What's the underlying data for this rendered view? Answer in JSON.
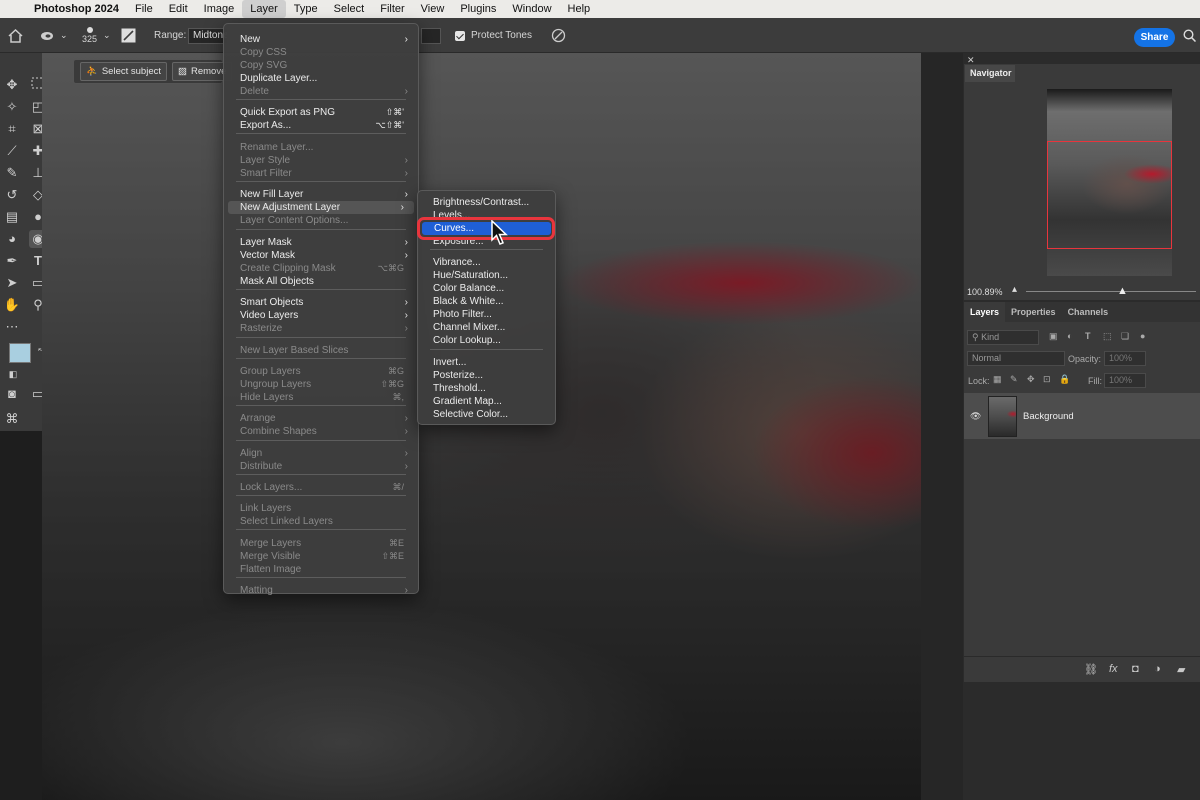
{
  "menubar": {
    "apple_icon": "apple-logo-icon",
    "app_name": "Photoshop 2024",
    "items": [
      "File",
      "Edit",
      "Image",
      "Layer",
      "Type",
      "Select",
      "Filter",
      "View",
      "Plugins",
      "Window",
      "Help"
    ],
    "active": "Layer"
  },
  "options_bar": {
    "brush_size": "325",
    "range_label": "Range:",
    "range_value": "Midtones",
    "protect_tones_label": "Protect Tones",
    "protect_tones_checked": true,
    "share_label": "Share"
  },
  "task_bar": {
    "select_subject_label": "Select subject",
    "remove_label": "Remove"
  },
  "layer_menu": {
    "items": [
      {
        "label": "New",
        "disabled": false,
        "shortcut": "",
        "submenu": true
      },
      {
        "label": "Copy CSS",
        "disabled": true,
        "shortcut": "",
        "submenu": false
      },
      {
        "label": "Copy SVG",
        "disabled": true,
        "shortcut": "",
        "submenu": false
      },
      {
        "label": "Duplicate Layer...",
        "disabled": false,
        "shortcut": "",
        "submenu": false
      },
      {
        "label": "Delete",
        "disabled": true,
        "shortcut": "",
        "submenu": true
      },
      {
        "label": "Quick Export as PNG",
        "disabled": false,
        "shortcut": "⇧⌘'",
        "submenu": false
      },
      {
        "label": "Export As...",
        "disabled": false,
        "shortcut": "⌥⇧⌘'",
        "submenu": false
      },
      {
        "label": "Rename Layer...",
        "disabled": true,
        "shortcut": "",
        "submenu": false
      },
      {
        "label": "Layer Style",
        "disabled": true,
        "shortcut": "",
        "submenu": true
      },
      {
        "label": "Smart Filter",
        "disabled": true,
        "shortcut": "",
        "submenu": true
      },
      {
        "label": "New Fill Layer",
        "disabled": false,
        "shortcut": "",
        "submenu": true
      },
      {
        "label": "New Adjustment Layer",
        "disabled": false,
        "shortcut": "",
        "submenu": true,
        "highlighted": true
      },
      {
        "label": "Layer Content Options...",
        "disabled": true,
        "shortcut": "",
        "submenu": false
      },
      {
        "label": "Layer Mask",
        "disabled": false,
        "shortcut": "",
        "submenu": true
      },
      {
        "label": "Vector Mask",
        "disabled": false,
        "shortcut": "",
        "submenu": true
      },
      {
        "label": "Create Clipping Mask",
        "disabled": true,
        "shortcut": "⌥⌘G",
        "submenu": false
      },
      {
        "label": "Mask All Objects",
        "disabled": false,
        "shortcut": "",
        "submenu": false
      },
      {
        "label": "Smart Objects",
        "disabled": false,
        "shortcut": "",
        "submenu": true
      },
      {
        "label": "Video Layers",
        "disabled": false,
        "shortcut": "",
        "submenu": true
      },
      {
        "label": "Rasterize",
        "disabled": true,
        "shortcut": "",
        "submenu": true
      },
      {
        "label": "New Layer Based Slices",
        "disabled": true,
        "shortcut": "",
        "submenu": false
      },
      {
        "label": "Group Layers",
        "disabled": true,
        "shortcut": "⌘G",
        "submenu": false
      },
      {
        "label": "Ungroup Layers",
        "disabled": true,
        "shortcut": "⇧⌘G",
        "submenu": false
      },
      {
        "label": "Hide Layers",
        "disabled": true,
        "shortcut": "⌘,",
        "submenu": false
      },
      {
        "label": "Arrange",
        "disabled": true,
        "shortcut": "",
        "submenu": true
      },
      {
        "label": "Combine Shapes",
        "disabled": true,
        "shortcut": "",
        "submenu": true
      },
      {
        "label": "Align",
        "disabled": true,
        "shortcut": "",
        "submenu": true
      },
      {
        "label": "Distribute",
        "disabled": true,
        "shortcut": "",
        "submenu": true
      },
      {
        "label": "Lock Layers...",
        "disabled": true,
        "shortcut": "⌘/",
        "submenu": false
      },
      {
        "label": "Link Layers",
        "disabled": true,
        "shortcut": "",
        "submenu": false
      },
      {
        "label": "Select Linked Layers",
        "disabled": true,
        "shortcut": "",
        "submenu": false
      },
      {
        "label": "Merge Layers",
        "disabled": true,
        "shortcut": "⌘E",
        "submenu": false
      },
      {
        "label": "Merge Visible",
        "disabled": true,
        "shortcut": "⇧⌘E",
        "submenu": false
      },
      {
        "label": "Flatten Image",
        "disabled": true,
        "shortcut": "",
        "submenu": false
      },
      {
        "label": "Matting",
        "disabled": true,
        "shortcut": "",
        "submenu": true
      }
    ]
  },
  "adjustment_submenu": {
    "items": [
      {
        "label": "Brightness/Contrast...",
        "highlighted": false
      },
      {
        "label": "Levels...",
        "highlighted": false
      },
      {
        "label": "Curves...",
        "highlighted": true
      },
      {
        "label": "Exposure...",
        "highlighted": false
      },
      {
        "label": "Vibrance...",
        "highlighted": false
      },
      {
        "label": "Hue/Saturation...",
        "highlighted": false
      },
      {
        "label": "Color Balance...",
        "highlighted": false
      },
      {
        "label": "Black & White...",
        "highlighted": false
      },
      {
        "label": "Photo Filter...",
        "highlighted": false
      },
      {
        "label": "Channel Mixer...",
        "highlighted": false
      },
      {
        "label": "Color Lookup...",
        "highlighted": false
      },
      {
        "label": "Invert...",
        "highlighted": false
      },
      {
        "label": "Posterize...",
        "highlighted": false
      },
      {
        "label": "Threshold...",
        "highlighted": false
      },
      {
        "label": "Gradient Map...",
        "highlighted": false
      },
      {
        "label": "Selective Color...",
        "highlighted": false
      }
    ],
    "highlight_color": "#1f5fd6",
    "annotation_ring_color": "#e8353d"
  },
  "navigator": {
    "title": "Navigator",
    "zoom": "100.89%",
    "view_box_color": "#e8353d"
  },
  "layers_panel": {
    "tabs": [
      "Layers",
      "Properties",
      "Channels"
    ],
    "active_tab": "Layers",
    "filter_placeholder": "Kind",
    "blend_mode": "Normal",
    "opacity_label": "Opacity:",
    "opacity_value": "100%",
    "lock_label": "Lock:",
    "fill_label": "Fill:",
    "fill_value": "100%",
    "layers": [
      {
        "name": "Background",
        "visible": true
      }
    ]
  },
  "colors": {
    "foreground": "#a9cfe0",
    "background": "#ffffff",
    "accent": "#1473e6"
  }
}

■ Stated goal ■
Each line of the data is to be duplicated exactly; pictures stay out of the copy.

■ Result ■
What's the underlying data for this rendered view? Answer in JSON.
{
  "menubar": {
    "apple_icon": "apple-logo-icon",
    "app_name": "Photoshop 2024",
    "items": [
      "File",
      "Edit",
      "Image",
      "Layer",
      "Type",
      "Select",
      "Filter",
      "View",
      "Plugins",
      "Window",
      "Help"
    ],
    "active": "Layer"
  },
  "options_bar": {
    "brush_size": "325",
    "range_label": "Range:",
    "range_value": "Midtones",
    "protect_tones_label": "Protect Tones",
    "protect_tones_checked": true,
    "share_label": "Share"
  },
  "task_bar": {
    "select_subject_label": "Select subject",
    "remove_label": "Remove"
  },
  "layer_menu": {
    "items": [
      {
        "label": "New",
        "disabled": false,
        "shortcut": "",
        "submenu": true
      },
      {
        "label": "Copy CSS",
        "disabled": true,
        "shortcut": "",
        "submenu": false
      },
      {
        "label": "Copy SVG",
        "disabled": true,
        "shortcut": "",
        "submenu": false
      },
      {
        "label": "Duplicate Layer...",
        "disabled": false,
        "shortcut": "",
        "submenu": false
      },
      {
        "label": "Delete",
        "disabled": true,
        "shortcut": "",
        "submenu": true
      },
      {
        "label": "Quick Export as PNG",
        "disabled": false,
        "shortcut": "⇧⌘'",
        "submenu": false
      },
      {
        "label": "Export As...",
        "disabled": false,
        "shortcut": "⌥⇧⌘'",
        "submenu": false
      },
      {
        "label": "Rename Layer...",
        "disabled": true,
        "shortcut": "",
        "submenu": false
      },
      {
        "label": "Layer Style",
        "disabled": true,
        "shortcut": "",
        "submenu": true
      },
      {
        "label": "Smart Filter",
        "disabled": true,
        "shortcut": "",
        "submenu": true
      },
      {
        "label": "New Fill Layer",
        "disabled": false,
        "shortcut": "",
        "submenu": true
      },
      {
        "label": "New Adjustment Layer",
        "disabled": false,
        "shortcut": "",
        "submenu": true,
        "highlighted": true
      },
      {
        "label": "Layer Content Options...",
        "disabled": true,
        "shortcut": "",
        "submenu": false
      },
      {
        "label": "Layer Mask",
        "disabled": false,
        "shortcut": "",
        "submenu": true
      },
      {
        "label": "Vector Mask",
        "disabled": false,
        "shortcut": "",
        "submenu": true
      },
      {
        "label": "Create Clipping Mask",
        "disabled": true,
        "shortcut": "⌥⌘G",
        "submenu": false
      },
      {
        "label": "Mask All Objects",
        "disabled": false,
        "shortcut": "",
        "submenu": false
      },
      {
        "label": "Smart Objects",
        "disabled": false,
        "shortcut": "",
        "submenu": true
      },
      {
        "label": "Video Layers",
        "disabled": false,
        "shortcut": "",
        "submenu": true
      },
      {
        "label": "Rasterize",
        "disabled": true,
        "shortcut": "",
        "submenu": true
      },
      {
        "label": "New Layer Based Slices",
        "disabled": true,
        "shortcut": "",
        "submenu": false
      },
      {
        "label": "Group Layers",
        "disabled": true,
        "shortcut": "⌘G",
        "submenu": false
      },
      {
        "label": "Ungroup Layers",
        "disabled": true,
        "shortcut": "⇧⌘G",
        "submenu": false
      },
      {
        "label": "Hide Layers",
        "disabled": true,
        "shortcut": "⌘,",
        "submenu": false
      },
      {
        "label": "Arrange",
        "disabled": true,
        "shortcut": "",
        "submenu": true
      },
      {
        "label": "Combine Shapes",
        "disabled": true,
        "shortcut": "",
        "submenu": true
      },
      {
        "label": "Align",
        "disabled": true,
        "shortcut": "",
        "submenu": true
      },
      {
        "label": "Distribute",
        "disabled": true,
        "shortcut": "",
        "submenu": true
      },
      {
        "label": "Lock Layers...",
        "disabled": true,
        "shortcut": "⌘/",
        "submenu": false
      },
      {
        "label": "Link Layers",
        "disabled": true,
        "shortcut": "",
        "submenu": false
      },
      {
        "label": "Select Linked Layers",
        "disabled": true,
        "shortcut": "",
        "submenu": false
      },
      {
        "label": "Merge Layers",
        "disabled": true,
        "shortcut": "⌘E",
        "submenu": false
      },
      {
        "label": "Merge Visible",
        "disabled": true,
        "shortcut": "⇧⌘E",
        "submenu": false
      },
      {
        "label": "Flatten Image",
        "disabled": true,
        "shortcut": "",
        "submenu": false
      },
      {
        "label": "Matting",
        "disabled": true,
        "shortcut": "",
        "submenu": true
      }
    ]
  },
  "adjustment_submenu": {
    "items": [
      {
        "label": "Brightness/Contrast...",
        "highlighted": false
      },
      {
        "label": "Levels...",
        "highlighted": false
      },
      {
        "label": "Curves...",
        "highlighted": true
      },
      {
        "label": "Exposure...",
        "highlighted": false
      },
      {
        "label": "Vibrance...",
        "highlighted": false
      },
      {
        "label": "Hue/Saturation...",
        "highlighted": false
      },
      {
        "label": "Color Balance...",
        "highlighted": false
      },
      {
        "label": "Black & White...",
        "highlighted": false
      },
      {
        "label": "Photo Filter...",
        "highlighted": false
      },
      {
        "label": "Channel Mixer...",
        "highlighted": false
      },
      {
        "label": "Color Lookup...",
        "highlighted": false
      },
      {
        "label": "Invert...",
        "highlighted": false
      },
      {
        "label": "Posterize...",
        "highlighted": false
      },
      {
        "label": "Threshold...",
        "highlighted": false
      },
      {
        "label": "Gradient Map...",
        "highlighted": false
      },
      {
        "label": "Selective Color...",
        "highlighted": false
      }
    ],
    "highlight_color": "#1f5fd6",
    "annotation_ring_color": "#e8353d"
  },
  "navigator": {
    "title": "Navigator",
    "zoom": "100.89%",
    "view_box_color": "#e8353d"
  },
  "layers_panel": {
    "tabs": [
      "Layers",
      "Properties",
      "Channels"
    ],
    "active_tab": "Layers",
    "filter_placeholder": "Kind",
    "blend_mode": "Normal",
    "opacity_label": "Opacity:",
    "opacity_value": "100%",
    "lock_label": "Lock:",
    "fill_label": "Fill:",
    "fill_value": "100%",
    "layers": [
      {
        "name": "Background",
        "visible": true
      }
    ]
  },
  "colors": {
    "foreground": "#a9cfe0",
    "background": "#ffffff",
    "accent": "#1473e6"
  }
}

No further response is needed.